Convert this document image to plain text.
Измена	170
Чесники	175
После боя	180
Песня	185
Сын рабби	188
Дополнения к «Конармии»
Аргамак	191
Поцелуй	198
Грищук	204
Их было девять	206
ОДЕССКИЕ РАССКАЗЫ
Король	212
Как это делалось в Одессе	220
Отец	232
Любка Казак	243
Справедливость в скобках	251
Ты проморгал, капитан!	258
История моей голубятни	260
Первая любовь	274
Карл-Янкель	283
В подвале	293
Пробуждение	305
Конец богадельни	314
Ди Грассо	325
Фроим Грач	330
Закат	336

=-=-=-=-=

▶ **Objective**:
Repeat the data in its entirety, character for character.

▶ **Result below**:
Convert this document image to plain text.
Измена	170
Чесники	175
После боя	180
Песня	185
Сын рабби	188
Дополнения к «Конармии»
Аргамак	191
Поцелуй	198
Грищук	204
Их было девять	206
ОДЕССКИЕ РАССКАЗЫ
Король	212
Как это делалось в Одессе	220
Отец	232
Любка Казак	243
Справедливость в скобках	251
Ты проморгал, капитан!	258
История моей голубятни	260
Первая любовь	274
Карл-Янкель	283
В подвале	293
Пробуждение	305
Конец богадельни	314
Ди Грассо	325
Фроим Грач	330
Закат	336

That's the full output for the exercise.